Record list:
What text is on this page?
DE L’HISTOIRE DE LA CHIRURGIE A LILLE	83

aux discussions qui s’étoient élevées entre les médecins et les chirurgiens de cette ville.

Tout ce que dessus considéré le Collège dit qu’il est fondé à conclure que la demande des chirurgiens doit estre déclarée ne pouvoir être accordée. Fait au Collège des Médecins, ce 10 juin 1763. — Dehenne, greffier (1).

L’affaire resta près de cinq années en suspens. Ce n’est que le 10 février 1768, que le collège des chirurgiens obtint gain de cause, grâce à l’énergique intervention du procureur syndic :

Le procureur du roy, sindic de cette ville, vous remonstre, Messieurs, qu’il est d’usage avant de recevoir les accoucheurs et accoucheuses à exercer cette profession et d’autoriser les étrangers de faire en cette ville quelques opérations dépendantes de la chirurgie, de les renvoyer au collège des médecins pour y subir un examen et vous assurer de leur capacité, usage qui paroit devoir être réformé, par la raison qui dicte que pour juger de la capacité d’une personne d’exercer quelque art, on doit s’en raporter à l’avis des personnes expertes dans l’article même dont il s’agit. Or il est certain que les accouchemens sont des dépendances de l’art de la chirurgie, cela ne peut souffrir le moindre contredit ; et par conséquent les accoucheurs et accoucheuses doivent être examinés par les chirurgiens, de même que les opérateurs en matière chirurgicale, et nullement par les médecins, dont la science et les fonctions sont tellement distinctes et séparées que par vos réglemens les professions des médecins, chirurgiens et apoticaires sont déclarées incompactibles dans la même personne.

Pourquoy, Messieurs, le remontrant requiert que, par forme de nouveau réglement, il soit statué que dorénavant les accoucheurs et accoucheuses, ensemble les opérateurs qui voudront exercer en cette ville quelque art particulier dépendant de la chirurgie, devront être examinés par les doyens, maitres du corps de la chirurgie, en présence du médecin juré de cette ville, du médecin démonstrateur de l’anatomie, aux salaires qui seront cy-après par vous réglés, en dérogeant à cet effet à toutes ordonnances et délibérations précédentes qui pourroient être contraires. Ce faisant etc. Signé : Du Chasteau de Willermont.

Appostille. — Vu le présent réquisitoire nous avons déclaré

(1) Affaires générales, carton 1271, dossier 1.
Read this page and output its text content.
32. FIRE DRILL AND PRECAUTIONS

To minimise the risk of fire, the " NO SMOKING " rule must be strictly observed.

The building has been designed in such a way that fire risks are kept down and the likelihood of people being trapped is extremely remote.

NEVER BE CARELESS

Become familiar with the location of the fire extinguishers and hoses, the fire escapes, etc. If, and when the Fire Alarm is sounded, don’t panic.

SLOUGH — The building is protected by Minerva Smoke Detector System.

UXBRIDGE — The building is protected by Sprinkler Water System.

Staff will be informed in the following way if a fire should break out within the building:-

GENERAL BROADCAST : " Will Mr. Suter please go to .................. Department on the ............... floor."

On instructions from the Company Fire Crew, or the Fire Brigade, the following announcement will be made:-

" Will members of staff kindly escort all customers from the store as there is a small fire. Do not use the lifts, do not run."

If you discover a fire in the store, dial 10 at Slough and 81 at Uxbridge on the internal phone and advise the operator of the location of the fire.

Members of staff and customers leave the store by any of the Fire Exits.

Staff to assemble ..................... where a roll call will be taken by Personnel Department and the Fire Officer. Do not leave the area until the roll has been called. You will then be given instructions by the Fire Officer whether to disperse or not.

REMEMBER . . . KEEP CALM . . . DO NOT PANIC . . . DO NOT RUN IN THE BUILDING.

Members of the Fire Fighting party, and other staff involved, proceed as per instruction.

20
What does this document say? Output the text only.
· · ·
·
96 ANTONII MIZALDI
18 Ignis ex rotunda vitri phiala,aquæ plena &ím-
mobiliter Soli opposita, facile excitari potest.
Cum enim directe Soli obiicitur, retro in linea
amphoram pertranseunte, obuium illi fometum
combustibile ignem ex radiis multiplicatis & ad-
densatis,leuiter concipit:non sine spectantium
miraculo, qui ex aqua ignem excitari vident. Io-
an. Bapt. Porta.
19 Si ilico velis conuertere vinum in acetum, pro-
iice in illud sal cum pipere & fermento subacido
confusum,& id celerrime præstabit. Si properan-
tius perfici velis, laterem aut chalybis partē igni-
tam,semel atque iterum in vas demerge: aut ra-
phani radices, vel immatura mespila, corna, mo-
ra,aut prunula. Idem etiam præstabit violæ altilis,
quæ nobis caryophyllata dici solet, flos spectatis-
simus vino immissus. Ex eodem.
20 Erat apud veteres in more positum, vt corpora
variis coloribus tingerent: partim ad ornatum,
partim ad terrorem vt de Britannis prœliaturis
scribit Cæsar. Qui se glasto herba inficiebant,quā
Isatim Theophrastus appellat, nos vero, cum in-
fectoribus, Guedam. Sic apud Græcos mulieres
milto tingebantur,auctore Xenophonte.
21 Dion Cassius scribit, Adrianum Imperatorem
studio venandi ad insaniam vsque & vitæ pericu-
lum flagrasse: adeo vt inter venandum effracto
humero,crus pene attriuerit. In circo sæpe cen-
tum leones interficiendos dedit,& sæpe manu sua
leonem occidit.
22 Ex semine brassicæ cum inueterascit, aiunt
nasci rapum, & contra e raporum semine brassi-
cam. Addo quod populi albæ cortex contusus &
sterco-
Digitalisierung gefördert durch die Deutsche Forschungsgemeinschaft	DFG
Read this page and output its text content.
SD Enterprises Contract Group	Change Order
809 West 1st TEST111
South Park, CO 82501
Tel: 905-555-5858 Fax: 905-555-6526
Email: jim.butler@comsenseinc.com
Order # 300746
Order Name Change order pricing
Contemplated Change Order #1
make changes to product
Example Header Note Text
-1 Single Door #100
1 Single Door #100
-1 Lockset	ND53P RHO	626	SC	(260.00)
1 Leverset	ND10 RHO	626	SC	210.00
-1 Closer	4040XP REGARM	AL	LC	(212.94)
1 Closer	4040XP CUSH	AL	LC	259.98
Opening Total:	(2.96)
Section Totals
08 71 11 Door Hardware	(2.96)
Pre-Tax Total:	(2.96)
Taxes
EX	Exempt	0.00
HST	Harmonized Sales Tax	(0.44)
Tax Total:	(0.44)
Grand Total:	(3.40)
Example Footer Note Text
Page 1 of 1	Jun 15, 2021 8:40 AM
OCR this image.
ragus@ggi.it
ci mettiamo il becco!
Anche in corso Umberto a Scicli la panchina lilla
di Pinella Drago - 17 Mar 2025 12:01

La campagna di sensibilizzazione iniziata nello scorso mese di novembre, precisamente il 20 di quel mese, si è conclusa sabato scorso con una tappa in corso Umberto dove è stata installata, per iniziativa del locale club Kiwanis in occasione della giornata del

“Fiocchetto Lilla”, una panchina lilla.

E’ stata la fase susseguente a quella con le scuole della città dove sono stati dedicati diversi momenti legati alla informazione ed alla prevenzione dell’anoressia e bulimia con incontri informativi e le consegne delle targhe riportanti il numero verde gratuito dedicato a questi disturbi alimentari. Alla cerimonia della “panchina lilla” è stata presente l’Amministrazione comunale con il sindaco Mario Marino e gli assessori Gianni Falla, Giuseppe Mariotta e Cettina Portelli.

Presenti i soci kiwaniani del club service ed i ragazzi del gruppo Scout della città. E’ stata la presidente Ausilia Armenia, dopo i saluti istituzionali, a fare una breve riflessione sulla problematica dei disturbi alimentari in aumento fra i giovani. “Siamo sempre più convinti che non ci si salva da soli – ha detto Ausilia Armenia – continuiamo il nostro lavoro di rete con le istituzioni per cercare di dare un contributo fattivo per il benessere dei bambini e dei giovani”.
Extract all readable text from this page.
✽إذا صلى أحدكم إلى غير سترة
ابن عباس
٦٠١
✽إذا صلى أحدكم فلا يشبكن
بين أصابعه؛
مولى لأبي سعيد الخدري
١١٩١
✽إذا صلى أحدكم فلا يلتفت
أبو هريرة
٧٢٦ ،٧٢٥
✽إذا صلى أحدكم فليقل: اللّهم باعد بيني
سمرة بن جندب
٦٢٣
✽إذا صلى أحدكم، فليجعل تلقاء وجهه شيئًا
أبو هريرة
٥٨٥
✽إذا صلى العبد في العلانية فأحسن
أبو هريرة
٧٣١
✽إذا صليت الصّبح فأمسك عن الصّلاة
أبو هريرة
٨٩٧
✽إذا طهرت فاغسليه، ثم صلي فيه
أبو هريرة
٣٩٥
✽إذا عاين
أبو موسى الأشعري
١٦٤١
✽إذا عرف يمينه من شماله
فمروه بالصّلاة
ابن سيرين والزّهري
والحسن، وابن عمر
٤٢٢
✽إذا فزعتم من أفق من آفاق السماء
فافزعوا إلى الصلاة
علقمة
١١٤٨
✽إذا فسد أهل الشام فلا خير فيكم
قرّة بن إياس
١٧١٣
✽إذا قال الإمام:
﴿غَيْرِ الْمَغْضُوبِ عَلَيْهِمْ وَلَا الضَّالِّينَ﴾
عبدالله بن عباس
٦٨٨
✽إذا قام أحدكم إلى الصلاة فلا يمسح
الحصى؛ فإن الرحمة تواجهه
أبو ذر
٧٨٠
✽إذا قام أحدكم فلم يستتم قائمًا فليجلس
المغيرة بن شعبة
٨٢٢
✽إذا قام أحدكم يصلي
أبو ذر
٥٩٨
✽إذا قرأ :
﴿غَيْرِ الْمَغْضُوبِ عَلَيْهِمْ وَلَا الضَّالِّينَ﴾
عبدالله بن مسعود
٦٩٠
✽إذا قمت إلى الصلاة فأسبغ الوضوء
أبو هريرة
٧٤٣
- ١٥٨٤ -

What the task requires: Extract each line from the listing that holds the word "this".

Reply:
What text is on this page?
Read this page and output its text content.
What does this document say? Output the text only.
Read this page and output its text content.
OCR this image.
Extract all readable text from this page.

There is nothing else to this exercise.